**Stated task:**
Of the lines in the listing below, how many hold "来会会隐私政策"? Answer with the number only.

Dataset records
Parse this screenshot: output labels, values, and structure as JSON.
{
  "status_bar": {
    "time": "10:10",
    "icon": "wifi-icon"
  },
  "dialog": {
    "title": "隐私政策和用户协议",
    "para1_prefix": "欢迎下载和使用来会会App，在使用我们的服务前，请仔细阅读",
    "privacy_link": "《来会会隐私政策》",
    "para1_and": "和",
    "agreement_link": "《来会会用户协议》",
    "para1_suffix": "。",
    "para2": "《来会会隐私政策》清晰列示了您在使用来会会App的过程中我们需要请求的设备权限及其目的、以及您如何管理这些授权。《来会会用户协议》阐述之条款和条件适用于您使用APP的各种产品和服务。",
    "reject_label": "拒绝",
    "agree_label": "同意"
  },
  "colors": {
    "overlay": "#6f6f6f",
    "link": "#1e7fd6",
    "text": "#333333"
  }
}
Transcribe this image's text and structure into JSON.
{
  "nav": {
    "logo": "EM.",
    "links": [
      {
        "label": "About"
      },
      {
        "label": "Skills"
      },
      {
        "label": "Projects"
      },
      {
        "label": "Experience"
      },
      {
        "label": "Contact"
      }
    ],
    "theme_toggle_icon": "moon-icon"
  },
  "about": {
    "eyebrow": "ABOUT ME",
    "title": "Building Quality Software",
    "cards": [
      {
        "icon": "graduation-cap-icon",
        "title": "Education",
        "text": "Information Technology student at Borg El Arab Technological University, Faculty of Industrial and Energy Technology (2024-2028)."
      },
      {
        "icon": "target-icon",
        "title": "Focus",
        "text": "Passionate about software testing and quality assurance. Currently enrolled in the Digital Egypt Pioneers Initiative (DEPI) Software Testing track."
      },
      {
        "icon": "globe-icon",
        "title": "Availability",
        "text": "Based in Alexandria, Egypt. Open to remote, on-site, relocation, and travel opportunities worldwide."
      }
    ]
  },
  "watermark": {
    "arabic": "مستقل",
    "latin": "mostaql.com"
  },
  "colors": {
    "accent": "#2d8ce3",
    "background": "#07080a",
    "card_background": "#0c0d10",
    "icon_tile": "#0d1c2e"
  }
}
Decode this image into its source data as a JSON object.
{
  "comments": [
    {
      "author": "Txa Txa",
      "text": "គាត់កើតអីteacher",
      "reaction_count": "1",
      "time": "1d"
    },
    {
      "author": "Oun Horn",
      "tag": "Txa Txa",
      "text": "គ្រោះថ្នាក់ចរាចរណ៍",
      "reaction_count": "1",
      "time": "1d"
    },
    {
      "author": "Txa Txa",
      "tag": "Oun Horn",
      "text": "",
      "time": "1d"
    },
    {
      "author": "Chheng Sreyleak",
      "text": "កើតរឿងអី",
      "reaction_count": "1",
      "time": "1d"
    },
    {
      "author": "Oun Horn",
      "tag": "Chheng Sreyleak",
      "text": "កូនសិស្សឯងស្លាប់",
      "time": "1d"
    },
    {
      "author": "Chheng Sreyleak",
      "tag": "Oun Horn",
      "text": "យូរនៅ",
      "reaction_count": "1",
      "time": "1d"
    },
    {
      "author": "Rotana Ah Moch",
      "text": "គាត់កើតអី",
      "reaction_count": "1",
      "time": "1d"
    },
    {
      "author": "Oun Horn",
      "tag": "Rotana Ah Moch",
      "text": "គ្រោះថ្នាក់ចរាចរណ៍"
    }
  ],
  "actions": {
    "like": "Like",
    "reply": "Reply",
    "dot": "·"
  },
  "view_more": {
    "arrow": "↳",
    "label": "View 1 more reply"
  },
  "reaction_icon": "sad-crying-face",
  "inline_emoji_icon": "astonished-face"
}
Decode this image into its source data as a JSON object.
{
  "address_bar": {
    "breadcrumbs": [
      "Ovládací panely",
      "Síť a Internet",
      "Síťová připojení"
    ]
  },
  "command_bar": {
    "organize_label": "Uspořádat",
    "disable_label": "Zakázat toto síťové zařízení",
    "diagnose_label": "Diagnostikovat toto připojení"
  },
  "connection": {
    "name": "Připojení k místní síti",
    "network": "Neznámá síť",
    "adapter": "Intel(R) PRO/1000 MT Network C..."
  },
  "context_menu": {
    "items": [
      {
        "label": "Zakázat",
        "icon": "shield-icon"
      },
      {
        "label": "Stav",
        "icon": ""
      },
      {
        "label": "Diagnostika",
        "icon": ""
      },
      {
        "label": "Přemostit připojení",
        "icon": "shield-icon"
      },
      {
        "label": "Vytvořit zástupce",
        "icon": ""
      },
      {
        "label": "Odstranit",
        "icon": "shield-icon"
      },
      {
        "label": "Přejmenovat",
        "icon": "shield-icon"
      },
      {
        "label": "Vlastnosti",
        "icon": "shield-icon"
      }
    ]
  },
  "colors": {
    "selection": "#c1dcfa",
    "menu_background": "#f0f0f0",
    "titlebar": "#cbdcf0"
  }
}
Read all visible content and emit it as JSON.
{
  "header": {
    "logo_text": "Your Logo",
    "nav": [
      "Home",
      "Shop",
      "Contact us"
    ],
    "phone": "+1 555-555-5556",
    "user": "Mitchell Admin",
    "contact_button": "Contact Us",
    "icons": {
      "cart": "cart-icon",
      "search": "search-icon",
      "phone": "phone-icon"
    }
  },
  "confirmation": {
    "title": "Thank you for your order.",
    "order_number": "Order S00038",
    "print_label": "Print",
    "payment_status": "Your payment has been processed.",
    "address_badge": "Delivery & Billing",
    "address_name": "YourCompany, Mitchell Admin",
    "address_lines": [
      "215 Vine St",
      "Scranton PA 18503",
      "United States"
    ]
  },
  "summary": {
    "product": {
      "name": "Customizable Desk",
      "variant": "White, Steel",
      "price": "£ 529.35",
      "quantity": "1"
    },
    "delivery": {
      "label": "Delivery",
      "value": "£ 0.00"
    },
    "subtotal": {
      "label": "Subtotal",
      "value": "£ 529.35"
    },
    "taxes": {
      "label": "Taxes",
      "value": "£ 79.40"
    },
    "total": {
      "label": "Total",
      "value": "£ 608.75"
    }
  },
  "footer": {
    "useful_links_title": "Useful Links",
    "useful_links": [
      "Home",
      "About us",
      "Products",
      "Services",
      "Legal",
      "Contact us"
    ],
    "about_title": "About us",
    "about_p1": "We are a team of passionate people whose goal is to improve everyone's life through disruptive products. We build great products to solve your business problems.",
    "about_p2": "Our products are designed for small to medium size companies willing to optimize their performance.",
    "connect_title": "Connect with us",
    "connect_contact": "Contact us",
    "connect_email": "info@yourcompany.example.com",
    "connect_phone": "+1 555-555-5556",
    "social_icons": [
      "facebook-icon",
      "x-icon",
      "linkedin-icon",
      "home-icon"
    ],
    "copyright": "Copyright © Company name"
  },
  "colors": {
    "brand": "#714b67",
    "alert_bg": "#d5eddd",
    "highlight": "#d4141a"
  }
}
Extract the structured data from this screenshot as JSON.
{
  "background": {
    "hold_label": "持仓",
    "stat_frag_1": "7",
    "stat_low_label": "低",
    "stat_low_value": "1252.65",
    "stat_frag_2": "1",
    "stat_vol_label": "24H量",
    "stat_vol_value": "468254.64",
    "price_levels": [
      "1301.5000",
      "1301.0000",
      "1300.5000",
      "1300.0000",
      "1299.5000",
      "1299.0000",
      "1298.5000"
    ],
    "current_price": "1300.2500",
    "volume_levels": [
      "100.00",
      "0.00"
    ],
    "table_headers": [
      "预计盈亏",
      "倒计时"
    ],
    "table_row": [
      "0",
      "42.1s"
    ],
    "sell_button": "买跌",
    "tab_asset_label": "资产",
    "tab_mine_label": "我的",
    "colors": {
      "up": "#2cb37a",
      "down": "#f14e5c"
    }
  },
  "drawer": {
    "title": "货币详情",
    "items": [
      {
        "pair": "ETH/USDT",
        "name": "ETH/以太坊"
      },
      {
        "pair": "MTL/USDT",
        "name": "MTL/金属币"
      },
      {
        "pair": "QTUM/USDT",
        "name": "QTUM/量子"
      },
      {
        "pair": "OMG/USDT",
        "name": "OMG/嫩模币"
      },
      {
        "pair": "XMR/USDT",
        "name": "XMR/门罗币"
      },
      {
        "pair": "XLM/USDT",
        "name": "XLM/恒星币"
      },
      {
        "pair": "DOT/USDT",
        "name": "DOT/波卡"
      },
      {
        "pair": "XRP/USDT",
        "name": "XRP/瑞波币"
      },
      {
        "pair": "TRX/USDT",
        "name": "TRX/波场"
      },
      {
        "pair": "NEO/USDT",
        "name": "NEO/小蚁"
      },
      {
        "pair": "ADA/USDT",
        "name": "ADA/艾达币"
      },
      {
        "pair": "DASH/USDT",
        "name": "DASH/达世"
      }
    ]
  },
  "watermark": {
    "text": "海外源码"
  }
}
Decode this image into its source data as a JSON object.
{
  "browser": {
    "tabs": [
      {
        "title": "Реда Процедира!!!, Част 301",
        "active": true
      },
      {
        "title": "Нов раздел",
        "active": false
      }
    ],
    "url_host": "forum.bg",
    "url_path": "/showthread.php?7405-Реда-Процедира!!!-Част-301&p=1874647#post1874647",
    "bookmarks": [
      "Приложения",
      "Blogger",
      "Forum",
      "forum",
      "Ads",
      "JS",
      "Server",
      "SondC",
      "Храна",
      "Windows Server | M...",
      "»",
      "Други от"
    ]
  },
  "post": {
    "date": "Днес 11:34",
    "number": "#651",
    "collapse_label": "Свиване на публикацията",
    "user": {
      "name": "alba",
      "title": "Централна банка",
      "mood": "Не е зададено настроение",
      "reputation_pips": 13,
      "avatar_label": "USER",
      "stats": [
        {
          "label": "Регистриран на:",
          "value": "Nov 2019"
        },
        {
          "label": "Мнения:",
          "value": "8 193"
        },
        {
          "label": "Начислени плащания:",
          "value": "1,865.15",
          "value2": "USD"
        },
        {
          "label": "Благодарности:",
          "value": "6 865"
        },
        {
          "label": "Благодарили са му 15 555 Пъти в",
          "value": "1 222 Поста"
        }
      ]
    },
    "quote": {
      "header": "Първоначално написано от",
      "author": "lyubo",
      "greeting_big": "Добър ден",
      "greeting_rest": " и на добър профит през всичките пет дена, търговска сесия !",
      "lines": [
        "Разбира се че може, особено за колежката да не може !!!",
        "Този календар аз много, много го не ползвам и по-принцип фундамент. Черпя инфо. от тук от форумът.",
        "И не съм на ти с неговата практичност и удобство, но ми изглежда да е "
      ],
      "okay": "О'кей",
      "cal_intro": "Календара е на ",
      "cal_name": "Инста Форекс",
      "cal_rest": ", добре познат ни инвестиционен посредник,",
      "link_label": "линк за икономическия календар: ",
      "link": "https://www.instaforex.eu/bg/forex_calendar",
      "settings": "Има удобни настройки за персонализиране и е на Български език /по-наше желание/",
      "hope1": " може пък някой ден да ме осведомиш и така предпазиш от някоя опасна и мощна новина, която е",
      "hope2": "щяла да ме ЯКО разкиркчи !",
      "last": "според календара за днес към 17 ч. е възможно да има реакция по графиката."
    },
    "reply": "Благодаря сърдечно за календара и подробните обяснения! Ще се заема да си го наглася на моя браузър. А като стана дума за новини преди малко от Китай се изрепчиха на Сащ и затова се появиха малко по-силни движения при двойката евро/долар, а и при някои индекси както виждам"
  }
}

**Solution to this exercise:**
2